*Stated problem:*
Write out exactly the lines between the line containing "Decode this chart: output" and the end of the records, counting both ends, and leave out all pictures.

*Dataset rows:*

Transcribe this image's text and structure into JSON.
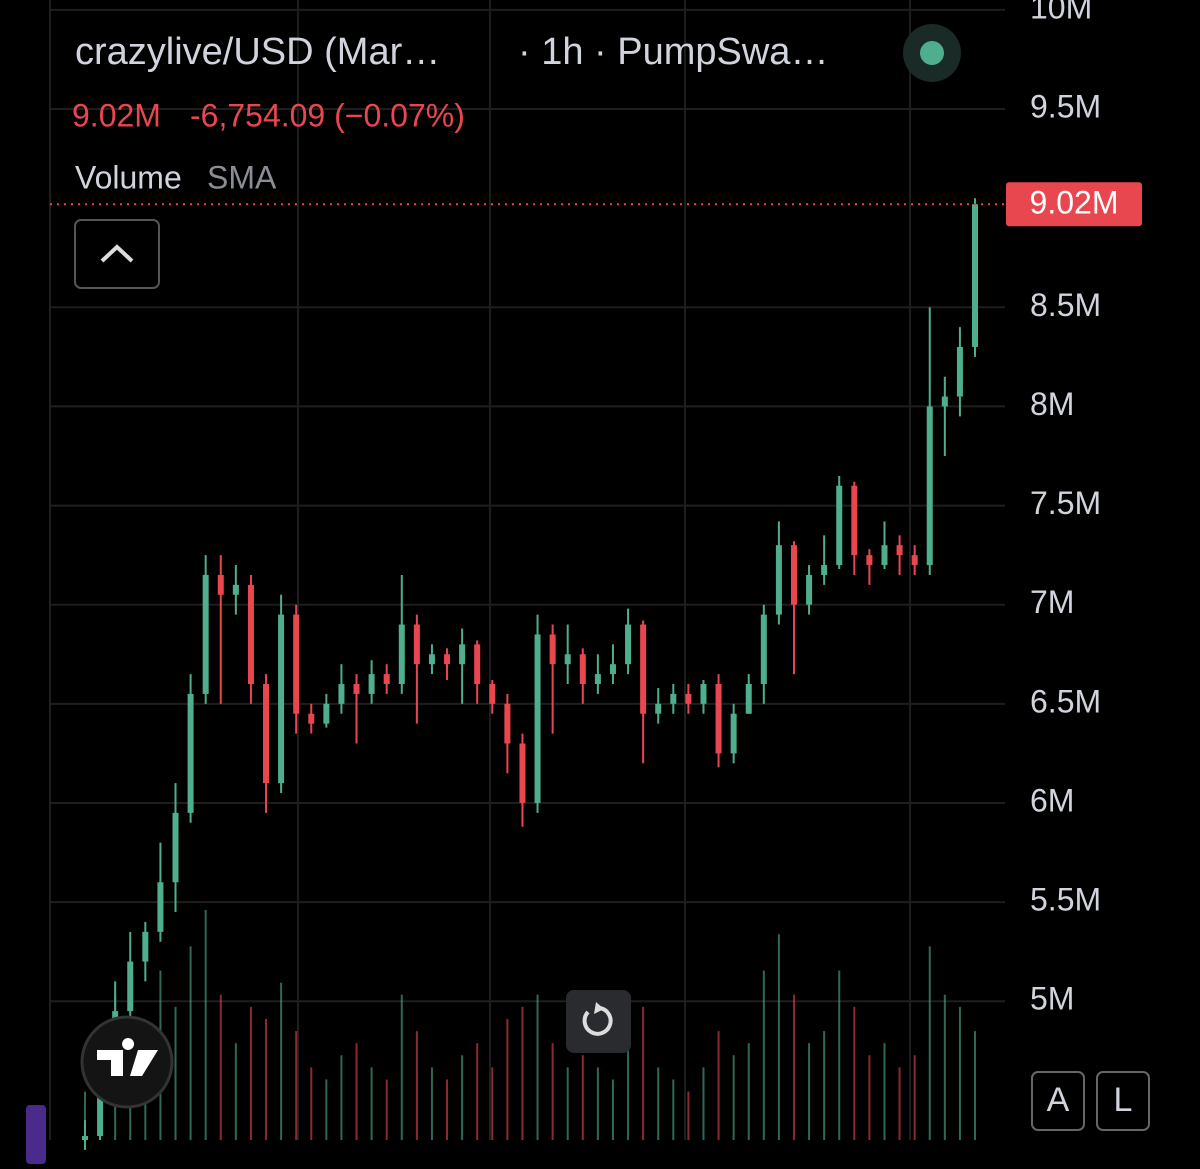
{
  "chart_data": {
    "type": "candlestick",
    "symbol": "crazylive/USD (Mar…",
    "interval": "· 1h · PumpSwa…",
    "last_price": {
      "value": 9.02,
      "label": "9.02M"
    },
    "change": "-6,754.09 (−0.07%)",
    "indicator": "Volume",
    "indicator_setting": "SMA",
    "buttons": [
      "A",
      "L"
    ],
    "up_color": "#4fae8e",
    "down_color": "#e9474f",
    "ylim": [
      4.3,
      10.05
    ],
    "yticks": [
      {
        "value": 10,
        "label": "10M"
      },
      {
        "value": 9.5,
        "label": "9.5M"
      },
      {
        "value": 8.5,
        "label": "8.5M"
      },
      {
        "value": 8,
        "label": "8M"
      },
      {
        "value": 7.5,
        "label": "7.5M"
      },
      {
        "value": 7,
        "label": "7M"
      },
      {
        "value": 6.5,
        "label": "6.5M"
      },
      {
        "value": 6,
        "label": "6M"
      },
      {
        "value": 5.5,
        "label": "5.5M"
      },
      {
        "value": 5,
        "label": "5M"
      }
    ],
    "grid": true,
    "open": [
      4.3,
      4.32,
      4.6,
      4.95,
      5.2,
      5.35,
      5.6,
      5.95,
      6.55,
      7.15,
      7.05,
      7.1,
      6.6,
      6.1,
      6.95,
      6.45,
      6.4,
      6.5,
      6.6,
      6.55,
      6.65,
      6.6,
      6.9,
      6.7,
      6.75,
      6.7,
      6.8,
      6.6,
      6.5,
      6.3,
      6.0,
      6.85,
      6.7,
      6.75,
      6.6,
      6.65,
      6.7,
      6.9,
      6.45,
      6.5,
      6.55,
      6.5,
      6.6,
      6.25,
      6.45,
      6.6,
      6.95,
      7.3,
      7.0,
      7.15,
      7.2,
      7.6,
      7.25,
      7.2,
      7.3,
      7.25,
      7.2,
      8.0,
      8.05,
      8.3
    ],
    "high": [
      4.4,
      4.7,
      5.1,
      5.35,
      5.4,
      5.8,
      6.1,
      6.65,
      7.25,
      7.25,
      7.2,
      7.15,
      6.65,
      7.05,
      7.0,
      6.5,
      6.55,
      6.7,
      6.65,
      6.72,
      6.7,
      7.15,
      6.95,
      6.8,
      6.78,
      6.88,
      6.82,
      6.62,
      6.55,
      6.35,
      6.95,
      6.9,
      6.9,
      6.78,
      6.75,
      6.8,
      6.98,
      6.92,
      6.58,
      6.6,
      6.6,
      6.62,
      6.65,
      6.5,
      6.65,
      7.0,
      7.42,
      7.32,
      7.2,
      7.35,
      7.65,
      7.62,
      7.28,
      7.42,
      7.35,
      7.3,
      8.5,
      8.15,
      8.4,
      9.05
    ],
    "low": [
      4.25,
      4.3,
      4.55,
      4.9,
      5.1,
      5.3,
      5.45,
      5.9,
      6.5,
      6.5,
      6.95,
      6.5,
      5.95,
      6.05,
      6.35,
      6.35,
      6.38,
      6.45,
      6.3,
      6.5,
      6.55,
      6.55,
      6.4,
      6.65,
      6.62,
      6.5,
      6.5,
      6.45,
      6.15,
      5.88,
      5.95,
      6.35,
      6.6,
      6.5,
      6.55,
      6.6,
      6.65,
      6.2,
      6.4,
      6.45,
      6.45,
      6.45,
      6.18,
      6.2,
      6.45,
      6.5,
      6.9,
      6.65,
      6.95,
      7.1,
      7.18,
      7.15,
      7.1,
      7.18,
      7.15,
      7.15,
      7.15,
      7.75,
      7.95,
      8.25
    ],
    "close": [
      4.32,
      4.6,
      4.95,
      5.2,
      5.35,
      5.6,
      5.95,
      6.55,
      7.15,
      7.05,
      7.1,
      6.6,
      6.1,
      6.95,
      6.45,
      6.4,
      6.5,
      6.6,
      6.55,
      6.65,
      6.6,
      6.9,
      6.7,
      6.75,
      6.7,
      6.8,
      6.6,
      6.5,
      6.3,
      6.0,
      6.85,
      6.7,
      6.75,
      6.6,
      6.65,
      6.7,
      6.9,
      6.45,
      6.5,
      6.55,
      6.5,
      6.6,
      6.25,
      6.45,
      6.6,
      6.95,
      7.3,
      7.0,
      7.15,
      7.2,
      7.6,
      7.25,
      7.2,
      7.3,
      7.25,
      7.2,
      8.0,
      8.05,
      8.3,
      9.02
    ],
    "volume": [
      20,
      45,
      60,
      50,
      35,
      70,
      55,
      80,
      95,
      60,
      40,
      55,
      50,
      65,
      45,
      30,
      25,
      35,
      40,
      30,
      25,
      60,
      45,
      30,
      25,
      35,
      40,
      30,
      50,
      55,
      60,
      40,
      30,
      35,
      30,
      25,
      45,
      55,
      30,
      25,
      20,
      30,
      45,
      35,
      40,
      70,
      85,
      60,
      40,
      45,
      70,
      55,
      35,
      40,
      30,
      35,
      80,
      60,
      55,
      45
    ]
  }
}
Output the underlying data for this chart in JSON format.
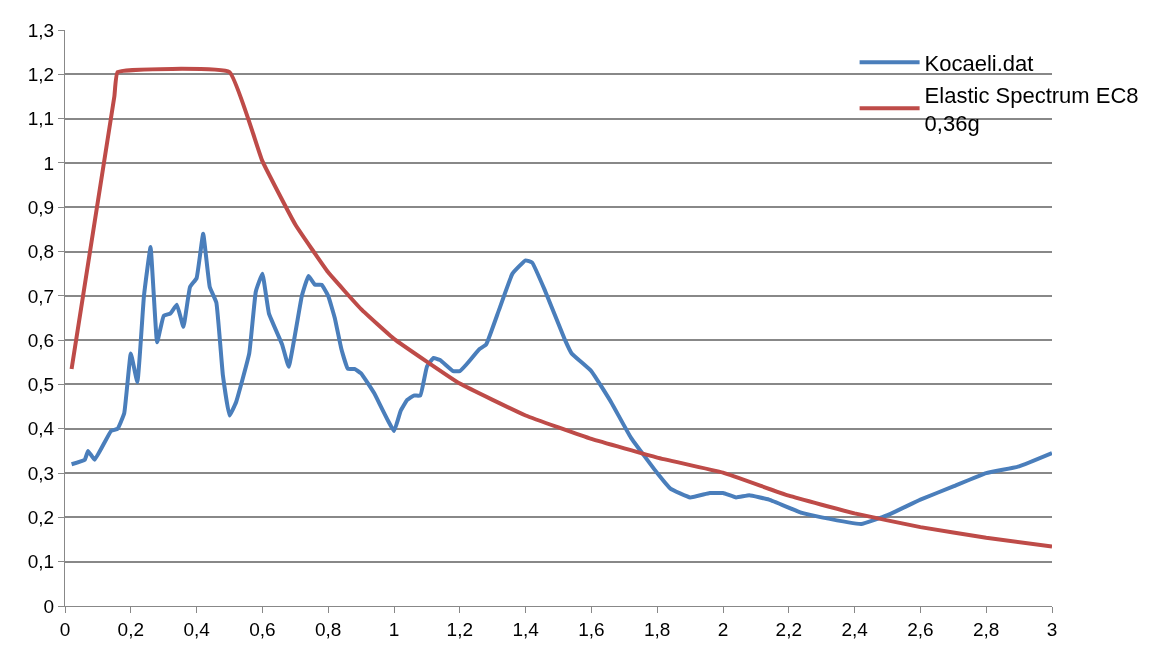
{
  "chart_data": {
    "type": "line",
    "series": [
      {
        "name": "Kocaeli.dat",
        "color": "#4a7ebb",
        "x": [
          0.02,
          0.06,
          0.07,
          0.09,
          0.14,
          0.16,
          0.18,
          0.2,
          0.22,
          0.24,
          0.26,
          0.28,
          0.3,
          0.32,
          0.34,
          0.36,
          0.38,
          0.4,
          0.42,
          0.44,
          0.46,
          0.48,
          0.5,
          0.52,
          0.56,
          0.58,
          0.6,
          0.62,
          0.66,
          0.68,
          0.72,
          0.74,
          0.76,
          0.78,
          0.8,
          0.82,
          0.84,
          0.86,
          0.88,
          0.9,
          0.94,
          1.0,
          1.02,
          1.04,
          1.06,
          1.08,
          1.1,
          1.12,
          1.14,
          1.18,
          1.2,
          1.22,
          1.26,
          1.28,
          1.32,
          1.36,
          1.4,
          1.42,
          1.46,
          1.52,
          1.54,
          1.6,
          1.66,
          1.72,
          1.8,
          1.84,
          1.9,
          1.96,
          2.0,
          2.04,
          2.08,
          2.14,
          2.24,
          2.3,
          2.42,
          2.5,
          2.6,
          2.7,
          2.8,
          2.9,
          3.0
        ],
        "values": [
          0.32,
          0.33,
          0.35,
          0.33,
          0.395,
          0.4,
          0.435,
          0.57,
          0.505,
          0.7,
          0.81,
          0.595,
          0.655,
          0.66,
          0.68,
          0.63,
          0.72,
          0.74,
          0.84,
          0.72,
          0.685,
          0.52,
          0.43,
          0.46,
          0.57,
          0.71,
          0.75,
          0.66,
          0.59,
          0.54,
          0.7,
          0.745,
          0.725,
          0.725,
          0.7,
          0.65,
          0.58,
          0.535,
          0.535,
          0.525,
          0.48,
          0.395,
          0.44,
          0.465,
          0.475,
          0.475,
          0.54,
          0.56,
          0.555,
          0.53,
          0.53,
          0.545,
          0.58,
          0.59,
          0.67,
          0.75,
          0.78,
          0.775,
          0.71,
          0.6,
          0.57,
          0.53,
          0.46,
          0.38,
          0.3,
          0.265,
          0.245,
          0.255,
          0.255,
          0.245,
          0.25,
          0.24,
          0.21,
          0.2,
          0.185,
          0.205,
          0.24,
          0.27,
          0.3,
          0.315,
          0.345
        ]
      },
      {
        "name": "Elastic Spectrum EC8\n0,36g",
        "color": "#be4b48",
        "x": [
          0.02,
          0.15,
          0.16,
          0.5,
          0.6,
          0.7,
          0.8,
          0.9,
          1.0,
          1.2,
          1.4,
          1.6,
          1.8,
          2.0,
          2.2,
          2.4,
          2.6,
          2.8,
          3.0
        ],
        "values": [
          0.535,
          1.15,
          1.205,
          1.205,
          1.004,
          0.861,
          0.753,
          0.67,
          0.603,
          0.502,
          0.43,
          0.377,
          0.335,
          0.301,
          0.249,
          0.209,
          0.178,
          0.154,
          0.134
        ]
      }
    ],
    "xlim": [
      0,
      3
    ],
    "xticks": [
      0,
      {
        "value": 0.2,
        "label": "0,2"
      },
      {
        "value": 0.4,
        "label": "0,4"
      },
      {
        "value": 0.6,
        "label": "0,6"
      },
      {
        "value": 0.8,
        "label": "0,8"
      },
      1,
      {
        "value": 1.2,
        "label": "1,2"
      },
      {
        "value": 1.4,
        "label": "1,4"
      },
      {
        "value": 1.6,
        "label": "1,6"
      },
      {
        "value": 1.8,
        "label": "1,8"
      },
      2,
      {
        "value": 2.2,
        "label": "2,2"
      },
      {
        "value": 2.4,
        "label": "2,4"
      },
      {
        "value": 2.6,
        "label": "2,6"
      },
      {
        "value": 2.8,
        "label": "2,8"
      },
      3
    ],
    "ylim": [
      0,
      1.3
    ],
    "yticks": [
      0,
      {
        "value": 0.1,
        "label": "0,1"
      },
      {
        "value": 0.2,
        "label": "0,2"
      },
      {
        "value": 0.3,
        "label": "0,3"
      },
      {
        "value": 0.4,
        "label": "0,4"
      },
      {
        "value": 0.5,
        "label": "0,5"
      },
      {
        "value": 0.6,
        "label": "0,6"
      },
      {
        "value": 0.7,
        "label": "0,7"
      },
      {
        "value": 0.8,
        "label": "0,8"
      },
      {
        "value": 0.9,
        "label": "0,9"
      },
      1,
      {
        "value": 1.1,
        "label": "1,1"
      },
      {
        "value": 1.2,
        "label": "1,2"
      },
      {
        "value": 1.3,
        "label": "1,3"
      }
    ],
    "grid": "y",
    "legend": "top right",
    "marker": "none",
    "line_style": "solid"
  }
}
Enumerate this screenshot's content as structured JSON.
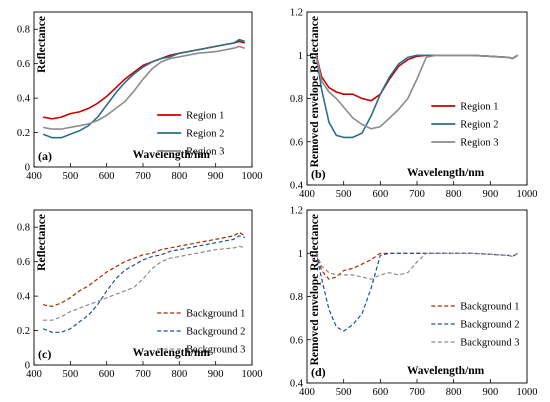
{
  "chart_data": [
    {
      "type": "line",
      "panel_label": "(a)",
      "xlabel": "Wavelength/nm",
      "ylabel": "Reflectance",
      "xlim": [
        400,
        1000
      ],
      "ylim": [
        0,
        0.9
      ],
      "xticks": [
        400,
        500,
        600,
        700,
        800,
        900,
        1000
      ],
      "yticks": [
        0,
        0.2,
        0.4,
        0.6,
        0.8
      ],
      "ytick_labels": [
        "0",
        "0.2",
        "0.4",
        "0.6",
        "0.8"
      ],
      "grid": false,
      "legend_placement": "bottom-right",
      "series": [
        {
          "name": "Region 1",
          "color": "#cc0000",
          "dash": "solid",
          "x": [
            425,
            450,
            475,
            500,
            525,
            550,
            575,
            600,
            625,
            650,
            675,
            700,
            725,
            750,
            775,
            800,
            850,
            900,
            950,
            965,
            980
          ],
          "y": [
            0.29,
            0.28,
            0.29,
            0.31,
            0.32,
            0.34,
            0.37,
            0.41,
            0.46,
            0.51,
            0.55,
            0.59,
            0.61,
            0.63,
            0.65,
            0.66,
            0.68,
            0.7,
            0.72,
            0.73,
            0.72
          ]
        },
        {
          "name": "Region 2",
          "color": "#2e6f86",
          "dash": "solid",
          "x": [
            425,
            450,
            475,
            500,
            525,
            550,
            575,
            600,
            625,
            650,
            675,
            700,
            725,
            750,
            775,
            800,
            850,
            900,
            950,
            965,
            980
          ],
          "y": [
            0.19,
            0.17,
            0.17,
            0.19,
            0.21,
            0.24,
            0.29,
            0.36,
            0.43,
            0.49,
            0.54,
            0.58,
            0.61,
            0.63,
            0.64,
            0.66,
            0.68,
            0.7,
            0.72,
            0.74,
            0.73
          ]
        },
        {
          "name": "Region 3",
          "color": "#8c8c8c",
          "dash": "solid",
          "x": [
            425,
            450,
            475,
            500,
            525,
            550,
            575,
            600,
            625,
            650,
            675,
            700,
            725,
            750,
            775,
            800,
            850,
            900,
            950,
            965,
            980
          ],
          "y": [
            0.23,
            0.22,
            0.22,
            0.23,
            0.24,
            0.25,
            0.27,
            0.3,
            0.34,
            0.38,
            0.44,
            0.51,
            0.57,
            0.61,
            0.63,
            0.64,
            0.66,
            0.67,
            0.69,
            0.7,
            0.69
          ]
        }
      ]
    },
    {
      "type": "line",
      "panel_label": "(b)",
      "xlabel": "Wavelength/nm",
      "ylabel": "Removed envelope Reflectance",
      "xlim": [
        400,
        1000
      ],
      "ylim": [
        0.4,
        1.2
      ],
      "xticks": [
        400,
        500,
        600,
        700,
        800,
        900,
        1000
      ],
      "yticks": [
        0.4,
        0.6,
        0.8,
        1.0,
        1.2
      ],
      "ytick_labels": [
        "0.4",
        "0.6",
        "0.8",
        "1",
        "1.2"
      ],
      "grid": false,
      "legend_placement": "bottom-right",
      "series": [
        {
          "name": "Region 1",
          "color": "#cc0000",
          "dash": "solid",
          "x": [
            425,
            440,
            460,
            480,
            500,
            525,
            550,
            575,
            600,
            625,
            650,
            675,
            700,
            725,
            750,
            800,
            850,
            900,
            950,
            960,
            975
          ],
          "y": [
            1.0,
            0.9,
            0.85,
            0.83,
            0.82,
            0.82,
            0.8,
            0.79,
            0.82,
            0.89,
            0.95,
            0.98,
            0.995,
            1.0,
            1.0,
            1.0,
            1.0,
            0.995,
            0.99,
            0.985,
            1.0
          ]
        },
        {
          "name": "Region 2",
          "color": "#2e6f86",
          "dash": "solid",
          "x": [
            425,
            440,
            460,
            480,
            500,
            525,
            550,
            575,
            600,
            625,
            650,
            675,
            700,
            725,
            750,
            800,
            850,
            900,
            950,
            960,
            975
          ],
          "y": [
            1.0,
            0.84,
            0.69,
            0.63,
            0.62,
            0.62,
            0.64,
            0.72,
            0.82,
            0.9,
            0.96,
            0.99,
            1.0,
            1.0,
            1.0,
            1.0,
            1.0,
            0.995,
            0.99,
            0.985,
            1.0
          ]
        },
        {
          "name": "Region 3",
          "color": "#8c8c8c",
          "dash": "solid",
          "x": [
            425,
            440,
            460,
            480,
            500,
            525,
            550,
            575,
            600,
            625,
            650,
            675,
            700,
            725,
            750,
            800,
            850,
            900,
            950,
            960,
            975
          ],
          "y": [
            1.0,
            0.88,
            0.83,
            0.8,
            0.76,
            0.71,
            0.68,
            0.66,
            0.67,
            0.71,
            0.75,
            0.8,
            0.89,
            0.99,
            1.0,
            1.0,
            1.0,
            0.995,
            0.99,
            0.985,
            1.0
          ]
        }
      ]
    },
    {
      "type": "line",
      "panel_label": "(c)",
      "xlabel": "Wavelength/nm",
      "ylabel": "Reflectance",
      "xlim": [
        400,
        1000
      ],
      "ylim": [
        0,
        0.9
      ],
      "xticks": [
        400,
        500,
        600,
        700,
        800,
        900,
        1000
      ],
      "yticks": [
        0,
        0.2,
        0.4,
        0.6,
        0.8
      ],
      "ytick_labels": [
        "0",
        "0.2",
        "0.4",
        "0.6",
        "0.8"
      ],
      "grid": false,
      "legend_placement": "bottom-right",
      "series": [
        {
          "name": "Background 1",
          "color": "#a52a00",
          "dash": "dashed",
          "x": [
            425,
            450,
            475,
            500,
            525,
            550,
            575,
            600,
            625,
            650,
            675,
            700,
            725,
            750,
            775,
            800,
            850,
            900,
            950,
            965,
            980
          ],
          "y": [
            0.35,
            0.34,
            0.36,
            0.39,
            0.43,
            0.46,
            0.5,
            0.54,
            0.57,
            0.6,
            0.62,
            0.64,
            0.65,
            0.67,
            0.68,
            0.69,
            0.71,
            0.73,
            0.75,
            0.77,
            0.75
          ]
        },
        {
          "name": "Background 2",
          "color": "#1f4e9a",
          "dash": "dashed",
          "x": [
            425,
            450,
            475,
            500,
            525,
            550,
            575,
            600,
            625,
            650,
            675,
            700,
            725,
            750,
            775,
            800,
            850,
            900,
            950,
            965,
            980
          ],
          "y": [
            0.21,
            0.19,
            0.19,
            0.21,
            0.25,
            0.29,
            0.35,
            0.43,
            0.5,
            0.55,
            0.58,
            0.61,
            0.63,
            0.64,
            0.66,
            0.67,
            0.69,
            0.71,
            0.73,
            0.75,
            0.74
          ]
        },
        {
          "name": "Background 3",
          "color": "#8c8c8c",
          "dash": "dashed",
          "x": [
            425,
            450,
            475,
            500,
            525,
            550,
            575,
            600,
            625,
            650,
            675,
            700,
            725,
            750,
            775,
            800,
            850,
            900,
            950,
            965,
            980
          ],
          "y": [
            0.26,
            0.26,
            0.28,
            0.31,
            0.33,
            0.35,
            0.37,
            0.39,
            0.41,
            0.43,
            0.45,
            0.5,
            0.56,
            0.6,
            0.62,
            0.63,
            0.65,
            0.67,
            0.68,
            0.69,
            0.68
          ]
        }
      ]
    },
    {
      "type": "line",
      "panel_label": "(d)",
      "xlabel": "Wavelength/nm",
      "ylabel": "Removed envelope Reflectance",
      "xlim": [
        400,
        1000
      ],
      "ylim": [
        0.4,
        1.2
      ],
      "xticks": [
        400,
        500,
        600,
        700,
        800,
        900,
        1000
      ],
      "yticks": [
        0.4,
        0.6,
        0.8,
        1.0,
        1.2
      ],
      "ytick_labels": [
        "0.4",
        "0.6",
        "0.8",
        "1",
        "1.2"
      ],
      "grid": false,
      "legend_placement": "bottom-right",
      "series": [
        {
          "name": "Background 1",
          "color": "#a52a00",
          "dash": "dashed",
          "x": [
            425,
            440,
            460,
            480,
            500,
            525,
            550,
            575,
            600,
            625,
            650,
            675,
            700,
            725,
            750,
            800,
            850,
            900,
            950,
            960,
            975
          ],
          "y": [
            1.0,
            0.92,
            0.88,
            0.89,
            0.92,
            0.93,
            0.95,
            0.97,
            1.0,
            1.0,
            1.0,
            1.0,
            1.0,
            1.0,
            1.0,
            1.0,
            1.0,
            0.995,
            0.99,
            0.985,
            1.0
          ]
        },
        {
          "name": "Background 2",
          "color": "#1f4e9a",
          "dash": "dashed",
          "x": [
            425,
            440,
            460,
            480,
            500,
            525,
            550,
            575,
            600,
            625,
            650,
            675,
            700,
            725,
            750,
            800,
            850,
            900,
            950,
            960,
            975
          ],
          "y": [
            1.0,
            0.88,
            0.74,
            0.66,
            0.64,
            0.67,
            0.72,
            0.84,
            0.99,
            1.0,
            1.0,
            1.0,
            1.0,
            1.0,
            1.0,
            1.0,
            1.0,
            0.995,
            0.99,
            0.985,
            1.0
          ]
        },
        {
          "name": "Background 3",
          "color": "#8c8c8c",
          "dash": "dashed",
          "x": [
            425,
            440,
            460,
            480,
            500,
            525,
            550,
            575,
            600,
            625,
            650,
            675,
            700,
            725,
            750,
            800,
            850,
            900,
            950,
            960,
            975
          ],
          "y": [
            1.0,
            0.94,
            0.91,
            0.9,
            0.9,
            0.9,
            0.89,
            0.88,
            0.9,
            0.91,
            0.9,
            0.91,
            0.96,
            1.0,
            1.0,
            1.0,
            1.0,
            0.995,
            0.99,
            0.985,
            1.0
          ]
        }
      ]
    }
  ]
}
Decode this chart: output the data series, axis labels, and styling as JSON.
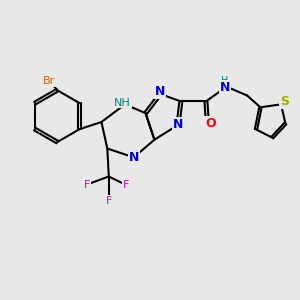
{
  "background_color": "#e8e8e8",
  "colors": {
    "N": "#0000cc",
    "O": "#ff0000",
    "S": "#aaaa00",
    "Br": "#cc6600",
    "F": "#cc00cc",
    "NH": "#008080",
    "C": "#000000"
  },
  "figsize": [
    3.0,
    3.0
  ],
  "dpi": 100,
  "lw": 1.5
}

*Output of the task:*
Decode this chart: output the data series, axis labels, and styling as JSON.
{
  "background_color": "#e8e8e8",
  "colors": {
    "N": "#0000cc",
    "O": "#ff0000",
    "S": "#aaaa00",
    "Br": "#cc6600",
    "F": "#cc00cc",
    "NH": "#008080",
    "C": "#000000"
  },
  "figsize": [
    3.0,
    3.0
  ],
  "dpi": 100,
  "lw": 1.5
}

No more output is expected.